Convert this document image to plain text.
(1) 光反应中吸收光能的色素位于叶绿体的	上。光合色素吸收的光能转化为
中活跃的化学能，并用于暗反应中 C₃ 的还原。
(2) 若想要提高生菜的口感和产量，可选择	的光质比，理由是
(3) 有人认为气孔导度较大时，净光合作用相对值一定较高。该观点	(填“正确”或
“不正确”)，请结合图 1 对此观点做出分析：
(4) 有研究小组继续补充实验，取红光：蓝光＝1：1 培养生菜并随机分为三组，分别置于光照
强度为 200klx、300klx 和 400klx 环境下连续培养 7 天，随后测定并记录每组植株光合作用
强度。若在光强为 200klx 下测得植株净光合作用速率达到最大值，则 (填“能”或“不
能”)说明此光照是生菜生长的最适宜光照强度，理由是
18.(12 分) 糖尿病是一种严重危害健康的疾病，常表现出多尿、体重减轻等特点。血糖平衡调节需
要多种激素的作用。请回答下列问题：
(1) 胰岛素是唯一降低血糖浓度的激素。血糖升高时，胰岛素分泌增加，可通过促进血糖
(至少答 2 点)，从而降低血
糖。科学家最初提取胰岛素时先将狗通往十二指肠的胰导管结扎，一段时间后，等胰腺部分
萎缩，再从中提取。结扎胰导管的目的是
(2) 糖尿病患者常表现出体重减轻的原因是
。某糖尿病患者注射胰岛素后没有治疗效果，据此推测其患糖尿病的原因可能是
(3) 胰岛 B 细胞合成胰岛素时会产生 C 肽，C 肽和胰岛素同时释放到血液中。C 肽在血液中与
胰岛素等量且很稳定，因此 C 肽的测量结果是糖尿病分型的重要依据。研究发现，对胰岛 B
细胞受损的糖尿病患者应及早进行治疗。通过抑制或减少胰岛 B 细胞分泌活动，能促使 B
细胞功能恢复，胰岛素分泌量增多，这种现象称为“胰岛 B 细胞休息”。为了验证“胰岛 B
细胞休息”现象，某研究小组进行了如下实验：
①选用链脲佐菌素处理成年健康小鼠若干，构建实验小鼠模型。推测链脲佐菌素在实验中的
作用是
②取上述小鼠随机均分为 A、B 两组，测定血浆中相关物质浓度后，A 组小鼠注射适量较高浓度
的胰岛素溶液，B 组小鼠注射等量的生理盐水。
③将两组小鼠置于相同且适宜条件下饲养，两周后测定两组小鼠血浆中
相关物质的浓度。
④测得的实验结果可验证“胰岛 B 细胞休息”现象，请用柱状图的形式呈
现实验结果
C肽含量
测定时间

Stated goal
Each record should come back exactly as written.

Complete output
Convert this document image to plain text.
(1) 光反应中吸收光能的色素位于叶绿体的	上。光合色素吸收的光能转化为
中活跃的化学能，并用于暗反应中 C₃ 的还原。
(2) 若想要提高生菜的口感和产量，可选择	的光质比，理由是
(3) 有人认为气孔导度较大时，净光合作用相对值一定较高。该观点	(填“正确”或
“不正确”)，请结合图 1 对此观点做出分析：
(4) 有研究小组继续补充实验，取红光：蓝光＝1：1 培养生菜并随机分为三组，分别置于光照
强度为 200klx、300klx 和 400klx 环境下连续培养 7 天，随后测定并记录每组植株光合作用
强度。若在光强为 200klx 下测得植株净光合作用速率达到最大值，则 (填“能”或“不
能”)说明此光照是生菜生长的最适宜光照强度，理由是
18.(12 分) 糖尿病是一种严重危害健康的疾病，常表现出多尿、体重减轻等特点。血糖平衡调节需
要多种激素的作用。请回答下列问题：
(1) 胰岛素是唯一降低血糖浓度的激素。血糖升高时，胰岛素分泌增加，可通过促进血糖
(至少答 2 点)，从而降低血
糖。科学家最初提取胰岛素时先将狗通往十二指肠的胰导管结扎，一段时间后，等胰腺部分
萎缩，再从中提取。结扎胰导管的目的是
(2) 糖尿病患者常表现出体重减轻的原因是
。某糖尿病患者注射胰岛素后没有治疗效果，据此推测其患糖尿病的原因可能是
(3) 胰岛 B 细胞合成胰岛素时会产生 C 肽，C 肽和胰岛素同时释放到血液中。C 肽在血液中与
胰岛素等量且很稳定，因此 C 肽的测量结果是糖尿病分型的重要依据。研究发现，对胰岛 B
细胞受损的糖尿病患者应及早进行治疗。通过抑制或减少胰岛 B 细胞分泌活动，能促使 B
细胞功能恢复，胰岛素分泌量增多，这种现象称为“胰岛 B 细胞休息”。为了验证“胰岛 B
细胞休息”现象，某研究小组进行了如下实验：
①选用链脲佐菌素处理成年健康小鼠若干，构建实验小鼠模型。推测链脲佐菌素在实验中的
作用是
②取上述小鼠随机均分为 A、B 两组，测定血浆中相关物质浓度后，A 组小鼠注射适量较高浓度
的胰岛素溶液，B 组小鼠注射等量的生理盐水。
③将两组小鼠置于相同且适宜条件下饲养，两周后测定两组小鼠血浆中
相关物质的浓度。
④测得的实验结果可验证“胰岛 B 细胞休息”现象，请用柱状图的形式呈
现实验结果
C肽含量
测定时间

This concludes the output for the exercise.